[Raw records]
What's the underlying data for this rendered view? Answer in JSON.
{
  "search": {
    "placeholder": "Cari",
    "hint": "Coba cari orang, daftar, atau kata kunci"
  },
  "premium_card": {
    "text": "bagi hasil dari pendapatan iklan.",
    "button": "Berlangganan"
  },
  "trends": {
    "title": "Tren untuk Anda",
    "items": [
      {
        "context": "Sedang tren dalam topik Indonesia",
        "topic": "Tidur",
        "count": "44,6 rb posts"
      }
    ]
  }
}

[Goal]
Each line above is to be repeated exactly.

[Response for this exercise]
What's the underlying data for this rendered view? Answer in JSON.
{
  "search": {
    "placeholder": "Cari",
    "hint": "Coba cari orang, daftar, atau kata kunci"
  },
  "premium_card": {
    "text": "bagi hasil dari pendapatan iklan.",
    "button": "Berlangganan"
  },
  "trends": {
    "title": "Tren untuk Anda",
    "items": [
      {
        "context": "Sedang tren dalam topik Indonesia",
        "topic": "Tidur",
        "count": "44,6 rb posts"
      }
    ]
  }
}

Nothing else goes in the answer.